* _Material shown_

──────────────────────────────

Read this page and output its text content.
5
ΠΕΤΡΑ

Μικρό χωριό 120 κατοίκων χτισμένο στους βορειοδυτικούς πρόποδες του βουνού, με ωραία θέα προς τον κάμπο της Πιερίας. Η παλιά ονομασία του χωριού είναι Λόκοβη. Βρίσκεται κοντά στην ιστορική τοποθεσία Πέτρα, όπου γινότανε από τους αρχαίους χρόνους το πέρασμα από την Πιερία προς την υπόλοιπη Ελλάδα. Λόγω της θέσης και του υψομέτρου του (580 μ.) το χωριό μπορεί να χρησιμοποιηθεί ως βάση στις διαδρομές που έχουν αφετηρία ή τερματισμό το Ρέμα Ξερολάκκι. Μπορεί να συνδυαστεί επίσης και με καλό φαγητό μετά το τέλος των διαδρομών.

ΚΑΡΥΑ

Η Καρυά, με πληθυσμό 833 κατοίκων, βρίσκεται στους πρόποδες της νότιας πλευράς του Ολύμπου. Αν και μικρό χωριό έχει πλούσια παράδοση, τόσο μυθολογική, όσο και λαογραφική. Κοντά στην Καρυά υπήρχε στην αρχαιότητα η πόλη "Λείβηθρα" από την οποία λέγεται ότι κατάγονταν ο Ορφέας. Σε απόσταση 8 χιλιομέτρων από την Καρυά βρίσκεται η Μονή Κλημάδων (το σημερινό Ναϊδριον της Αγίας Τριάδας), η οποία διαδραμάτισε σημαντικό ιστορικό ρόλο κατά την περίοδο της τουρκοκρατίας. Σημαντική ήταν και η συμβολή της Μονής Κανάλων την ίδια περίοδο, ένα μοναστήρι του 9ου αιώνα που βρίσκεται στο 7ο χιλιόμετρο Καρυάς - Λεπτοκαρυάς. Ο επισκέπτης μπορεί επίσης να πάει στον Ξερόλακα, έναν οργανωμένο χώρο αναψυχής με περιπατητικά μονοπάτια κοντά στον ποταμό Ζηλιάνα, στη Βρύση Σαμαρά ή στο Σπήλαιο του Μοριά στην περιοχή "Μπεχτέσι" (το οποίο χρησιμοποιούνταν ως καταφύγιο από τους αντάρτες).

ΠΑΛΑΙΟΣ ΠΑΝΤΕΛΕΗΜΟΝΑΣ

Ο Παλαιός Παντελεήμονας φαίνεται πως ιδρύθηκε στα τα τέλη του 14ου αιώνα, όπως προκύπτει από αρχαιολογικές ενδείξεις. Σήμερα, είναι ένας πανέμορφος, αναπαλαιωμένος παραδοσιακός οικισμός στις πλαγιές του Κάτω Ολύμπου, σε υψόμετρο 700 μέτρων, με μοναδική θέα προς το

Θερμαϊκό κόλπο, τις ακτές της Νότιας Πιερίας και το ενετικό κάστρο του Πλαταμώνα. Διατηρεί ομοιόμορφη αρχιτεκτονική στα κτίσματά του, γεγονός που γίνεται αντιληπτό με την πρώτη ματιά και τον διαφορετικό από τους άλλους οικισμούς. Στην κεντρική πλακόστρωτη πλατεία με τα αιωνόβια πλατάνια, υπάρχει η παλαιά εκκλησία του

──────────────────────────────

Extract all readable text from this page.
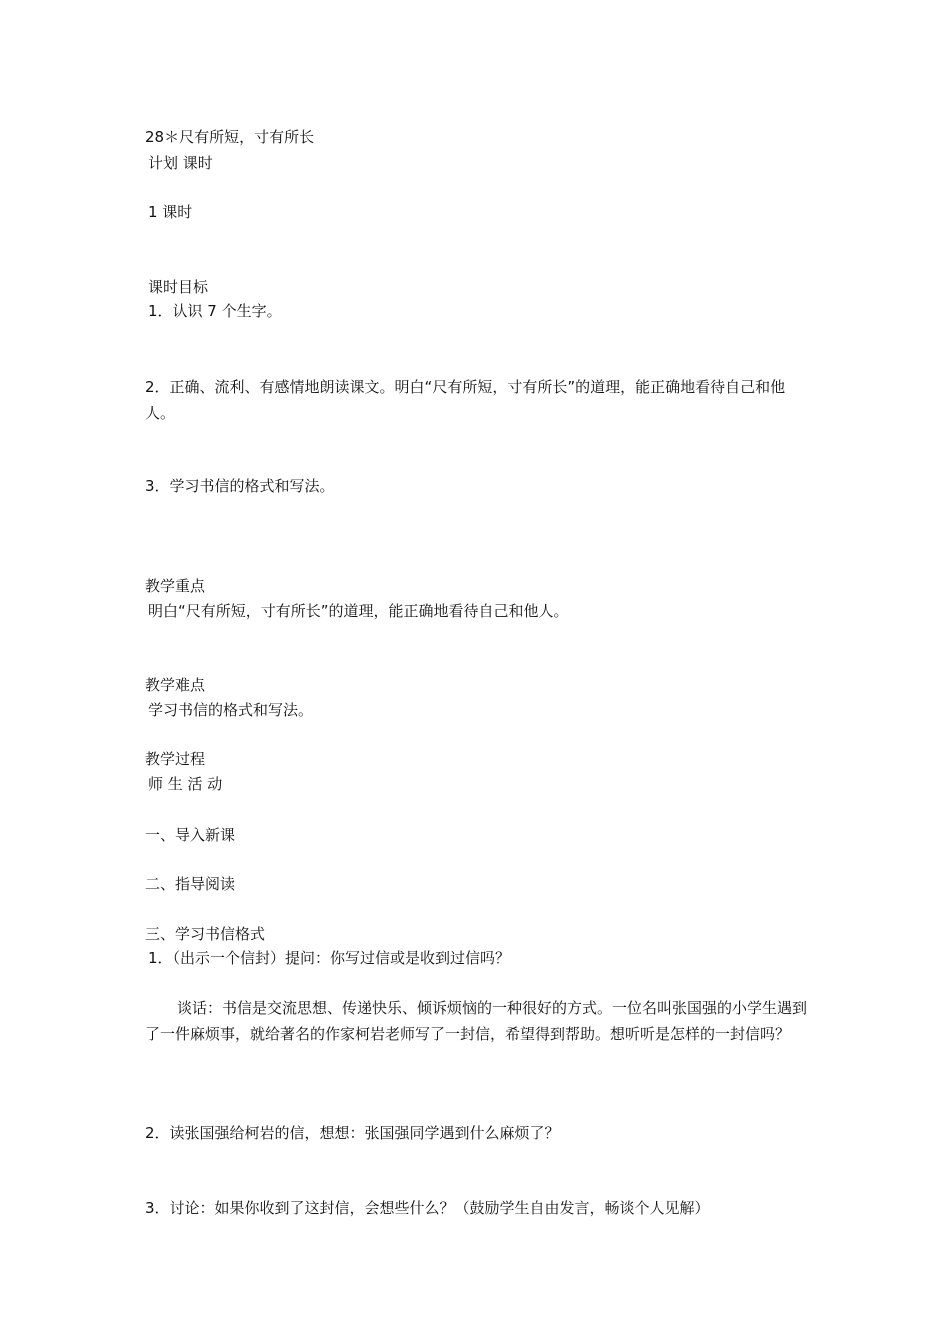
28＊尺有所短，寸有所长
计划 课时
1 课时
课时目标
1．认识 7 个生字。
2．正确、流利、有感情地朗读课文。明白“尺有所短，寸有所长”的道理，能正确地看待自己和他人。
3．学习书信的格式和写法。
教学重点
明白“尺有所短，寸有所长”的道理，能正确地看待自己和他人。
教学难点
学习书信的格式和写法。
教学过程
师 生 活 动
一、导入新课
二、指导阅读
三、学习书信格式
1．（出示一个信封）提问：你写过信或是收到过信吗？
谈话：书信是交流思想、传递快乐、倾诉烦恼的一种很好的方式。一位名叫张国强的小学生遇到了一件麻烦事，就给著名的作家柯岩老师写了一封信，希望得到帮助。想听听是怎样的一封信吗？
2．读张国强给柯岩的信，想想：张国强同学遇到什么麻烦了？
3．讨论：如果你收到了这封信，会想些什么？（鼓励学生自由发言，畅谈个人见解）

──────────────────────────────

* _Exercise instructions_
Filter the entries and copy out every line with the word "this".

* _Expected answer_
Read this page and output its text content.
Extract all readable text from this page.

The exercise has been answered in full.